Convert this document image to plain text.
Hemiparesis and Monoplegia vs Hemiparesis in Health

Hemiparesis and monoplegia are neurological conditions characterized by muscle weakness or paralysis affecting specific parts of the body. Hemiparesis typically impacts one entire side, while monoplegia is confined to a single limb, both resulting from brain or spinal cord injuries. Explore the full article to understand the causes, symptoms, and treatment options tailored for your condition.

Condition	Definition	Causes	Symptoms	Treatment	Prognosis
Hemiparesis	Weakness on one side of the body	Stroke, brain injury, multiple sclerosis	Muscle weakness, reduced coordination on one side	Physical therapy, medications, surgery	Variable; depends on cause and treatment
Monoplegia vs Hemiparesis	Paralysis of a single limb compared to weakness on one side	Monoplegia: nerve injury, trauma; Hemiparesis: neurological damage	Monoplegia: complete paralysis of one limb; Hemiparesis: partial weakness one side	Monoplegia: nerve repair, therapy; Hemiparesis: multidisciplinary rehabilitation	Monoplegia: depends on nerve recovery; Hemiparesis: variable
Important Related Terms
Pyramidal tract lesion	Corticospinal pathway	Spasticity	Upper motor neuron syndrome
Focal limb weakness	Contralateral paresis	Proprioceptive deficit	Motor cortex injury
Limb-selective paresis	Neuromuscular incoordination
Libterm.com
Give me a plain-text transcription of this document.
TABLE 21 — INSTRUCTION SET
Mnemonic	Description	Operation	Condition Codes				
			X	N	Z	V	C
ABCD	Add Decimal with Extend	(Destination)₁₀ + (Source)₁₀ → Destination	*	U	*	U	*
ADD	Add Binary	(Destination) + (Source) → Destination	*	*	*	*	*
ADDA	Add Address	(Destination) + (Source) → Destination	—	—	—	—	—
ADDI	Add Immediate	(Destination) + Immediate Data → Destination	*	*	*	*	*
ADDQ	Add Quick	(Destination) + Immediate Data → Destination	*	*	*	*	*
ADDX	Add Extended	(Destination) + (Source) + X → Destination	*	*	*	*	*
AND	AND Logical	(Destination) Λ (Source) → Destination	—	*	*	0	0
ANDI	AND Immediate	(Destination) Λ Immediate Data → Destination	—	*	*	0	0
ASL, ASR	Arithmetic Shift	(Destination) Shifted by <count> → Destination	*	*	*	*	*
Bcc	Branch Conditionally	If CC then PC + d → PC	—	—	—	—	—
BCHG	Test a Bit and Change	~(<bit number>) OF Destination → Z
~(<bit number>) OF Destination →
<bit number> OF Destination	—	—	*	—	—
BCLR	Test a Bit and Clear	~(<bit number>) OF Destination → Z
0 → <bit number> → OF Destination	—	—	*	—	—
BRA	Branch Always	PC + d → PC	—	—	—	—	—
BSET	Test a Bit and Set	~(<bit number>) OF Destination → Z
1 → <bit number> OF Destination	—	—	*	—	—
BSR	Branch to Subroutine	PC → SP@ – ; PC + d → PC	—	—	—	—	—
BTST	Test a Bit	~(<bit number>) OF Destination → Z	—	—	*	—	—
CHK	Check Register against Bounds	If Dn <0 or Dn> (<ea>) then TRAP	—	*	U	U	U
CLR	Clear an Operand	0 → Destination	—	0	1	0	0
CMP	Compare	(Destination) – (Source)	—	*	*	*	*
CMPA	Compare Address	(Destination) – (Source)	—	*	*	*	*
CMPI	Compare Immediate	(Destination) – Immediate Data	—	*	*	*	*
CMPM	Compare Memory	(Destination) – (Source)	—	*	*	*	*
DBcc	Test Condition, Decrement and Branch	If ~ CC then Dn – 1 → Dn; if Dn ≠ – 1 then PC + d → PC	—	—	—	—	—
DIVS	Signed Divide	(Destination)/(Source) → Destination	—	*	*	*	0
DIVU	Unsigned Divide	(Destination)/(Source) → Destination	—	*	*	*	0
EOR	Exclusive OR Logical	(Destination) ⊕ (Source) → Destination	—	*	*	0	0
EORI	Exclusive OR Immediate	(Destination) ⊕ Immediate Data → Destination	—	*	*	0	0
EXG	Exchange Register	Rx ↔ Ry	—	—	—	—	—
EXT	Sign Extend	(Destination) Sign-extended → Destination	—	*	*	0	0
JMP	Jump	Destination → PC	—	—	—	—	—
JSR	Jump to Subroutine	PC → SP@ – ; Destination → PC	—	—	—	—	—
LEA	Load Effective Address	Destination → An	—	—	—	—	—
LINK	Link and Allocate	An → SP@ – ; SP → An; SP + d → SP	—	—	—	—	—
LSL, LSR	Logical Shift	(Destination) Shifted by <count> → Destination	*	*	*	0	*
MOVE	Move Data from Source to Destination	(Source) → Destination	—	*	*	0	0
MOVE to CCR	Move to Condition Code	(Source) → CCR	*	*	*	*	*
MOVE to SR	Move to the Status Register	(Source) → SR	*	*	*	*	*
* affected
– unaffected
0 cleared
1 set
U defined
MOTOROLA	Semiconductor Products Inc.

> **What is needed**:
Where a line above contains the string "Shift", copy that line.

> **Finished answer**:
ASL, ASR	Arithmetic Shift	(Destination) Shifted by <count> → Destination	*	*	*	*	*
LSL, LSR	Logical Shift	(Destination) Shifted by <count> → Destination	*	*	*	0	*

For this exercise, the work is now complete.